• **Goal of the exercise**: Scan the data. Collect each line that contains the word "letter".

• **Data rows**:

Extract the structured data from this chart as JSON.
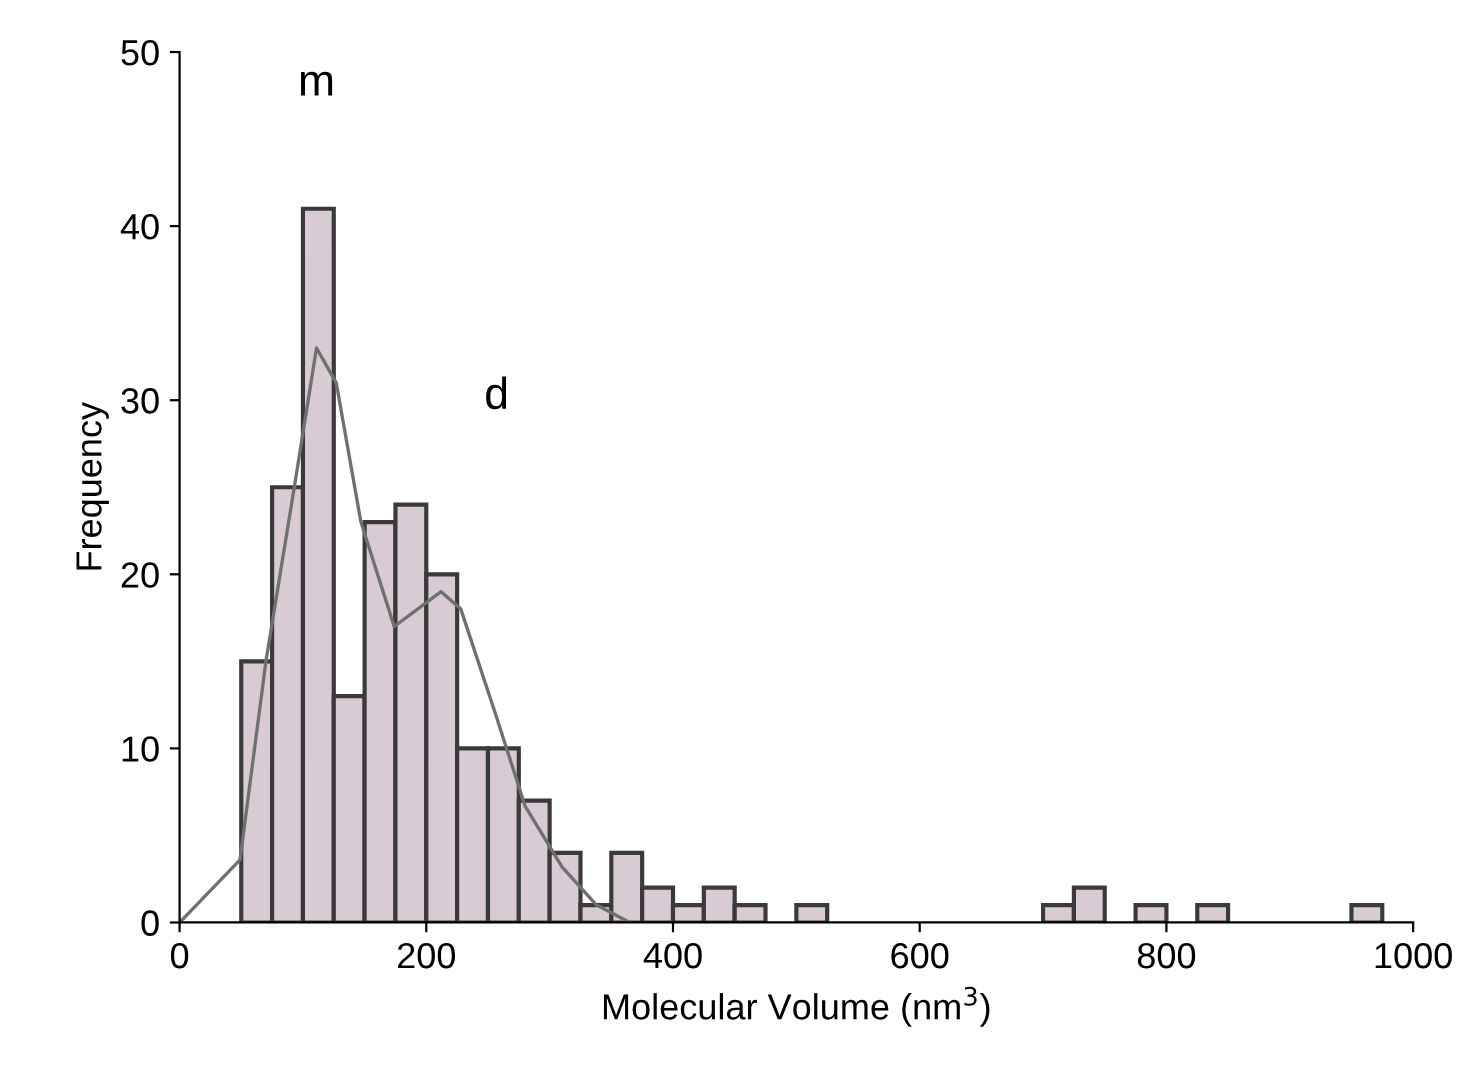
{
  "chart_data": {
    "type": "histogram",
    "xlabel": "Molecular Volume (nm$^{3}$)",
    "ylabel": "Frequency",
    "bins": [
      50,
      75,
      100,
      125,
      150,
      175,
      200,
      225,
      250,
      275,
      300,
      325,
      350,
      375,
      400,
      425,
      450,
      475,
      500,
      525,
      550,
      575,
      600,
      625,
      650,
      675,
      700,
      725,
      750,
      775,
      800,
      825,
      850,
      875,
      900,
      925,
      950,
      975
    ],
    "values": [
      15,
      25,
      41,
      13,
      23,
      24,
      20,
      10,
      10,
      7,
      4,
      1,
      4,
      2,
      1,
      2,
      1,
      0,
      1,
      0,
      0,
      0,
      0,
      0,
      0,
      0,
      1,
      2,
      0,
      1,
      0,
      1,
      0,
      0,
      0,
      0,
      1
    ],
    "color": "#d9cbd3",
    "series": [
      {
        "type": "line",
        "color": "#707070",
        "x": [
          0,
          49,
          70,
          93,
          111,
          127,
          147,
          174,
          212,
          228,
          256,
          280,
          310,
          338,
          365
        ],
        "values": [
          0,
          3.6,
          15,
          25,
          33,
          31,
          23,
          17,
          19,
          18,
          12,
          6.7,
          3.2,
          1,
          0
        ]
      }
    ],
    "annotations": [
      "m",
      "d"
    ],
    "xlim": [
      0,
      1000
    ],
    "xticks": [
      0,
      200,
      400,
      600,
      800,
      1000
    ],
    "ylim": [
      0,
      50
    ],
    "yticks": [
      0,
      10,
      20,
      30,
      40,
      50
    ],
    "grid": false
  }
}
--
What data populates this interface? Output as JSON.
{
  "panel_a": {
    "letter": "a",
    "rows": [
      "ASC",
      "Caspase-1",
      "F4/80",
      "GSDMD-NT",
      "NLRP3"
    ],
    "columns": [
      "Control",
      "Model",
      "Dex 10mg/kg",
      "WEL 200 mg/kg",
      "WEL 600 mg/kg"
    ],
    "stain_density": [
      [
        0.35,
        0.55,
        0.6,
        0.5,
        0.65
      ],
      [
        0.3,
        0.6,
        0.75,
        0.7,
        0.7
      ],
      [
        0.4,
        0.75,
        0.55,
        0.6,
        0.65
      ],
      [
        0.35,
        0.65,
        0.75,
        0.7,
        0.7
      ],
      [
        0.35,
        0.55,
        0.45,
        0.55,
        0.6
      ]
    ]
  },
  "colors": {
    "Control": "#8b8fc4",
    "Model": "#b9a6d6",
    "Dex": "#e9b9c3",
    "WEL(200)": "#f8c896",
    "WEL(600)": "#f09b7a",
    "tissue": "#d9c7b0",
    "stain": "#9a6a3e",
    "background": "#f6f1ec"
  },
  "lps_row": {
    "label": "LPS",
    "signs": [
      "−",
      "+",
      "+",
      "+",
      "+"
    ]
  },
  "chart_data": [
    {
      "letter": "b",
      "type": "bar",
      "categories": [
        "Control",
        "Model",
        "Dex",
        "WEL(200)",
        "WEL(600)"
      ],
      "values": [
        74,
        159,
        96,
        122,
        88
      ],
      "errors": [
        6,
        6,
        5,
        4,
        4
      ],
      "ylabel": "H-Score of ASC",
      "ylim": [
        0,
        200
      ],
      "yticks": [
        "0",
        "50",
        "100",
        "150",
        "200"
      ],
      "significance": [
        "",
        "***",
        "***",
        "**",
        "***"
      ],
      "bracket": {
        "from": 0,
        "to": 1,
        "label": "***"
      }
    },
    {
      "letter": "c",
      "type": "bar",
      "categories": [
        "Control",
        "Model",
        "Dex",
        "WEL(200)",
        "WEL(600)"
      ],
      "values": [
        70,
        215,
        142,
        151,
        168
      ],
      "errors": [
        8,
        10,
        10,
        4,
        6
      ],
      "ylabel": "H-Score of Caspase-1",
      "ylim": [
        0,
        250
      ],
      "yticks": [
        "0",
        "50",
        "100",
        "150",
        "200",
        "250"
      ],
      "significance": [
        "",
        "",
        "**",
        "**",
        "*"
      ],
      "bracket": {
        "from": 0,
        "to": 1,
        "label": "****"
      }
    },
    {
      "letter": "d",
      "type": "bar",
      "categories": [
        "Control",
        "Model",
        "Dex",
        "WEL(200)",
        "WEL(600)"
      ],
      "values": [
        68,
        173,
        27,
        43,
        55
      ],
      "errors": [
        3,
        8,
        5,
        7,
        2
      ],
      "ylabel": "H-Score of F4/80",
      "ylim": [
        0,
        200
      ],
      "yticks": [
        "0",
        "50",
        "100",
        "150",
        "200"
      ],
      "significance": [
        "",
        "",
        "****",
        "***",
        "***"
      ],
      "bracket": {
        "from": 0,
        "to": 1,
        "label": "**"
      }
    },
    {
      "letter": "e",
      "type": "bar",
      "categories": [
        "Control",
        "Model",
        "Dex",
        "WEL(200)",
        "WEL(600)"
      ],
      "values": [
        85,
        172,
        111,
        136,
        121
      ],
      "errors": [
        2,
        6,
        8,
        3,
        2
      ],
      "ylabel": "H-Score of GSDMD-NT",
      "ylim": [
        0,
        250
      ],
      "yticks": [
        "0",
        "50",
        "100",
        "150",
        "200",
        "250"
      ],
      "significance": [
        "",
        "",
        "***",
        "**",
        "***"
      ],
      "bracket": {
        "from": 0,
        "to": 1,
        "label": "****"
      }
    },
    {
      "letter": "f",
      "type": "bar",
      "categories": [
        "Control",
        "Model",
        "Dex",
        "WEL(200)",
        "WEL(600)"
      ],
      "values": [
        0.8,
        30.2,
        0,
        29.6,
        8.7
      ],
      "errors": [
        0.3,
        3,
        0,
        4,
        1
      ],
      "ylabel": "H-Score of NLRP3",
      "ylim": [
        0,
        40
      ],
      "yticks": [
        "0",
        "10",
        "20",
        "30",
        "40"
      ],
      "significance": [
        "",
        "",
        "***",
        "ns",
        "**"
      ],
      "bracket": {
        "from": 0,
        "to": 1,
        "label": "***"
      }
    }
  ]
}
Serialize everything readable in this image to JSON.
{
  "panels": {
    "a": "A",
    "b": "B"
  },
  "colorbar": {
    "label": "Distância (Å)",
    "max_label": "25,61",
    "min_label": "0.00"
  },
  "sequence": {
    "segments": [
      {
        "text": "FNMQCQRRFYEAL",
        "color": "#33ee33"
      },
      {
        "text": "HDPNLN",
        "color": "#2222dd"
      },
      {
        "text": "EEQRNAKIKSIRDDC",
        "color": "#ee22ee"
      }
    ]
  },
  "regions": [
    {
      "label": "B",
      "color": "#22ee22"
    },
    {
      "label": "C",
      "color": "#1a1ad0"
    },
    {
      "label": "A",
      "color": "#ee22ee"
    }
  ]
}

• **Solution below**:
    "letter": "a",
      "letter": "b",
      "letter": "c",
      "letter": "d",
      "letter": "e",
      "letter": "f",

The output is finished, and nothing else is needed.